"The only thing that's changed is everything."

That's the tag line for the new Apple (NASDAQ:AAPL) iPhone 6s and 6s Plus, and it's a bold promise for an off-year "s" update. Ultimately, it's a boast the company doesn't deliver on.

Don't assume that means the company hasn't delivered an impressive new phone. Apple has once again topped itself in creating a standard-bearer that other companies will seek to emulate. It's just that nothing is very different, and the new signature features launched with iPhone 6s are underwhelming or at least underutilized.

iPhone 6s and 6s Plus are a contradiction. They may be the greatest smartphones ever created, but if you have their predecessor, the iPhone 6, there is very little reason to go and get one.

Screen Shot

Source: Apple.

A bit about Apple's product cycle
Apple releases a new iPhone every year, usually in September, but it only updates the look of the device every other year. The "s" models retain the physical characteristics of their predecessor but offer improved specs. In this case, there are improved front and back cameras, as well as a new processor running things -- a custom-designed 64-bit A9 chip that the company says delivers up to 70% faster CPU performance, and up to 90% faster GPU performance.

For the "s" releases, the hook isn't the improved specs as much as it is the launch of a killer feature. In the case of the first "s" model, the iPhone 4s, it was the launch of Siri -- a truly revolutionary-seeming feature that made the phone a must-have.

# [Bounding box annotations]
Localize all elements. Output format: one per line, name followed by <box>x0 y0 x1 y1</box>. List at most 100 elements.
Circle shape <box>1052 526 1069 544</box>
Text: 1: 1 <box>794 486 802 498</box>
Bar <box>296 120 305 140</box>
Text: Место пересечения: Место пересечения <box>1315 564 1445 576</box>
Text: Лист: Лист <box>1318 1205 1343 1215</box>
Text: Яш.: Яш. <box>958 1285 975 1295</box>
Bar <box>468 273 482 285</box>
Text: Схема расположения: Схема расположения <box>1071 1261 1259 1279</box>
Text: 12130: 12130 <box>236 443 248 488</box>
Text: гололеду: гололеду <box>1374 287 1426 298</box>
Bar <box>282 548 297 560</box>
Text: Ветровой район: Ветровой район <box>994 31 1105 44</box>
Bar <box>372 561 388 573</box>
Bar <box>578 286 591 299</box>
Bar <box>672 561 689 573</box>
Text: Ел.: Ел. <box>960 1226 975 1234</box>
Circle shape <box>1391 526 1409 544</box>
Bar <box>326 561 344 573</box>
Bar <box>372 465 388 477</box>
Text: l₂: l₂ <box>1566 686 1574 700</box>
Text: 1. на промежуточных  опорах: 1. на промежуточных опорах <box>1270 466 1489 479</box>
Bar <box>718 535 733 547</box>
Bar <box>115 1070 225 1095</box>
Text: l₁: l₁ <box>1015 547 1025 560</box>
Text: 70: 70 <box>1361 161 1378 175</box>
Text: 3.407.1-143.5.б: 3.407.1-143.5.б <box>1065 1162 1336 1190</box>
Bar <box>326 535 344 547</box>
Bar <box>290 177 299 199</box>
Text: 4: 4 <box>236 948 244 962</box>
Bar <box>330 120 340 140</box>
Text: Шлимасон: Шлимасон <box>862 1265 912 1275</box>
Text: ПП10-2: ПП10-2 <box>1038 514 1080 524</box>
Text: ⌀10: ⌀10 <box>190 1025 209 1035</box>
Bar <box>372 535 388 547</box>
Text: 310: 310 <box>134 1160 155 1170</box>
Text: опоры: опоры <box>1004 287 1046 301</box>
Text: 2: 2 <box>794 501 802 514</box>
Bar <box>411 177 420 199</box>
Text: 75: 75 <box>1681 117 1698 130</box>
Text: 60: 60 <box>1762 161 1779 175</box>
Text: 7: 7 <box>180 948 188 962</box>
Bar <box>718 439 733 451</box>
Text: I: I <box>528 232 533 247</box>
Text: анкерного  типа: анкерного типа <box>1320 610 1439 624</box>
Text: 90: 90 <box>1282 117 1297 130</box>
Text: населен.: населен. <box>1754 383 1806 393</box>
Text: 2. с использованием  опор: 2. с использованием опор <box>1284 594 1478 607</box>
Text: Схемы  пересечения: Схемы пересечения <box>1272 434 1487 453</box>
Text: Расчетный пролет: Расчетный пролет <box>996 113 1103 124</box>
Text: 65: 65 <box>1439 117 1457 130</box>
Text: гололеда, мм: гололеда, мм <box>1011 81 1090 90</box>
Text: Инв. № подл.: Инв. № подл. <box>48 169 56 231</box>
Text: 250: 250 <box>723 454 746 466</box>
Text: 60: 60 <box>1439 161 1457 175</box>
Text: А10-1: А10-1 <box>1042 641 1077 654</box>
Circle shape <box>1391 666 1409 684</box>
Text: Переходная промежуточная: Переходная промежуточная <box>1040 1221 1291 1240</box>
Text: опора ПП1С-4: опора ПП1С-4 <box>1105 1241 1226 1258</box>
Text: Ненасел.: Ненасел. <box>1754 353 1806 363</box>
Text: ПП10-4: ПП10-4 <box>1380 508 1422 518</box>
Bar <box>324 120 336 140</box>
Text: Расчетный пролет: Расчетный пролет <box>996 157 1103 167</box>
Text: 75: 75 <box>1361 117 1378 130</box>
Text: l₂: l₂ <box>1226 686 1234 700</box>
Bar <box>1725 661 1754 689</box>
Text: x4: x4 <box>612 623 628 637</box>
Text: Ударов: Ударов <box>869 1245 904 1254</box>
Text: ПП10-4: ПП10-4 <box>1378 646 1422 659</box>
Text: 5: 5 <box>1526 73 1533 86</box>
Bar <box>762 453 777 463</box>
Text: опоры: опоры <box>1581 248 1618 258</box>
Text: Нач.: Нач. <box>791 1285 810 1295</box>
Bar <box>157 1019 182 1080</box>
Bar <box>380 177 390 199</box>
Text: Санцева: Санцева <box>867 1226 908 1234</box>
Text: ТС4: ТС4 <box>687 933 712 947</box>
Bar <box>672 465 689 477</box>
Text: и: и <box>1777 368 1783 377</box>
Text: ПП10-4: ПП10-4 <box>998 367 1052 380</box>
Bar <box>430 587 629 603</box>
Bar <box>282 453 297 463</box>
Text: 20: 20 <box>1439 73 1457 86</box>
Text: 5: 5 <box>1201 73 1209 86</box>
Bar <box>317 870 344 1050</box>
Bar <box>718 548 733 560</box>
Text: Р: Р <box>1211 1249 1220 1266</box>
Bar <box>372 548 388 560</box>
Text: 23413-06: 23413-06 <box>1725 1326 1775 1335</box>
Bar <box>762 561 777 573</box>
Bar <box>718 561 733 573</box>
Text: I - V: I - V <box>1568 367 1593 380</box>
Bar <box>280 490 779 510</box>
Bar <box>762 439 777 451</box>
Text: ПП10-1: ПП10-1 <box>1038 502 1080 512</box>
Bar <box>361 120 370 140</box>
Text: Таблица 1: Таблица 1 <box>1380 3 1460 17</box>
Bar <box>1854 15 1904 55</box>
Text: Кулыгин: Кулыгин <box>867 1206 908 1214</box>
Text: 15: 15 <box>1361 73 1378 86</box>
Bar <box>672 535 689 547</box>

# [EXERCISE DETAILS]
Update the iPhone 6s review from "iPhone 6s and 6s Plus are" to "and get one." by changing "contradiction" to "paradox".

# [TASK RESULT]
iPhone 6s and 6s Plus are a paradox. They may be the greatest smartphones ever created, but if you have their predecessor, the iPhone 6, there is very little reason to go and get one.